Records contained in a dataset
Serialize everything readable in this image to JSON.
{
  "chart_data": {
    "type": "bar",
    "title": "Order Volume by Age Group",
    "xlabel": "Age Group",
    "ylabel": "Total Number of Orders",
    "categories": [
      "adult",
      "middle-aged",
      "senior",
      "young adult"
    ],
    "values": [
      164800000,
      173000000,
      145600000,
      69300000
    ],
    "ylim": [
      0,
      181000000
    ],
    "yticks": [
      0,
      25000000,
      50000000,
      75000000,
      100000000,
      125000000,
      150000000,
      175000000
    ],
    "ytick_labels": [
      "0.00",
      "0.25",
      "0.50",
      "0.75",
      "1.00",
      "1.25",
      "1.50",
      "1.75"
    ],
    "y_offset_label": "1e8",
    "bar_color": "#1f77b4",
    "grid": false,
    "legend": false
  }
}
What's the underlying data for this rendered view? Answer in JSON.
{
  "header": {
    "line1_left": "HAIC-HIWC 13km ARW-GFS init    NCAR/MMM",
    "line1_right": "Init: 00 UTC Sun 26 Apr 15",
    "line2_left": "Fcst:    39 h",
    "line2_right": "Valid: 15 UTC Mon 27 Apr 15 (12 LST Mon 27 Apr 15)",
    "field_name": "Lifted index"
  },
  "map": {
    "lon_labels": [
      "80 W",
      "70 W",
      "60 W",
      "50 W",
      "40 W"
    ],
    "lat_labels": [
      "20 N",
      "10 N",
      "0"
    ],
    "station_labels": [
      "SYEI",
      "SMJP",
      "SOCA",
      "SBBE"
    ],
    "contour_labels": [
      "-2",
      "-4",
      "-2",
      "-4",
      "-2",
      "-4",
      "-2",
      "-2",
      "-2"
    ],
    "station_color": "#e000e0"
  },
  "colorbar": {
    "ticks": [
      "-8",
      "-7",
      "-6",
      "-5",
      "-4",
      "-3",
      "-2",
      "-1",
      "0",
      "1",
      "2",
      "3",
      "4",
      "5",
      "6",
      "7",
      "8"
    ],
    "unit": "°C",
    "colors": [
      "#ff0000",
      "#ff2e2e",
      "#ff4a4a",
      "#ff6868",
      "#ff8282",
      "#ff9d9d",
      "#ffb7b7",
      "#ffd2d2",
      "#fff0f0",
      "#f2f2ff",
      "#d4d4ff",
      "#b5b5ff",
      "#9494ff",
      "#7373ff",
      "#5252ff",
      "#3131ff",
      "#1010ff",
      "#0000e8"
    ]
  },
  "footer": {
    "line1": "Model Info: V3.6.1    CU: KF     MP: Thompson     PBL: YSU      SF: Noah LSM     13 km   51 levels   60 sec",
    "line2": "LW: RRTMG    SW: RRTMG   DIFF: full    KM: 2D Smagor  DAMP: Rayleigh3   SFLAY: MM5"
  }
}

__Task statement__
Copy every record exactly, with nothing added or dropped.

__Solved exercise__
Serialize everything readable in this image to JSON.
{
  "chart_data": {
    "type": "bar",
    "title": "Order Volume by Age Group",
    "xlabel": "Age Group",
    "ylabel": "Total Number of Orders",
    "categories": [
      "adult",
      "middle-aged",
      "senior",
      "young adult"
    ],
    "values": [
      164800000,
      173000000,
      145600000,
      69300000
    ],
    "ylim": [
      0,
      181000000
    ],
    "yticks": [
      0,
      25000000,
      50000000,
      75000000,
      100000000,
      125000000,
      150000000,
      175000000
    ],
    "ytick_labels": [
      "0.00",
      "0.25",
      "0.50",
      "0.75",
      "1.00",
      "1.25",
      "1.50",
      "1.75"
    ],
    "y_offset_label": "1e8",
    "bar_color": "#1f77b4",
    "grid": false,
    "legend": false
  }
}
What's the underlying data for this rendered view? Answer in JSON.
{
  "header": {
    "line1_left": "HAIC-HIWC 13km ARW-GFS init    NCAR/MMM",
    "line1_right": "Init: 00 UTC Sun 26 Apr 15",
    "line2_left": "Fcst:    39 h",
    "line2_right": "Valid: 15 UTC Mon 27 Apr 15 (12 LST Mon 27 Apr 15)",
    "field_name": "Lifted index"
  },
  "map": {
    "lon_labels": [
      "80 W",
      "70 W",
      "60 W",
      "50 W",
      "40 W"
    ],
    "lat_labels": [
      "20 N",
      "10 N",
      "0"
    ],
    "station_labels": [
      "SYEI",
      "SMJP",
      "SOCA",
      "SBBE"
    ],
    "contour_labels": [
      "-2",
      "-4",
      "-2",
      "-4",
      "-2",
      "-4",
      "-2",
      "-2",
      "-2"
    ],
    "station_color": "#e000e0"
  },
  "colorbar": {
    "ticks": [
      "-8",
      "-7",
      "-6",
      "-5",
      "-4",
      "-3",
      "-2",
      "-1",
      "0",
      "1",
      "2",
      "3",
      "4",
      "5",
      "6",
      "7",
      "8"
    ],
    "unit": "°C",
    "colors": [
      "#ff0000",
      "#ff2e2e",
      "#ff4a4a",
      "#ff6868",
      "#ff8282",
      "#ff9d9d",
      "#ffb7b7",
      "#ffd2d2",
      "#fff0f0",
      "#f2f2ff",
      "#d4d4ff",
      "#b5b5ff",
      "#9494ff",
      "#7373ff",
      "#5252ff",
      "#3131ff",
      "#1010ff",
      "#0000e8"
    ]
  },
  "footer": {
    "line1": "Model Info: V3.6.1    CU: KF     MP: Thompson     PBL: YSU      SF: Noah LSM     13 km   51 levels   60 sec",
    "line2": "LW: RRTMG    SW: RRTMG   DIFF: full    KM: 2D Smagor  DAMP: Rayleigh3   SFLAY: MM5"
  }
}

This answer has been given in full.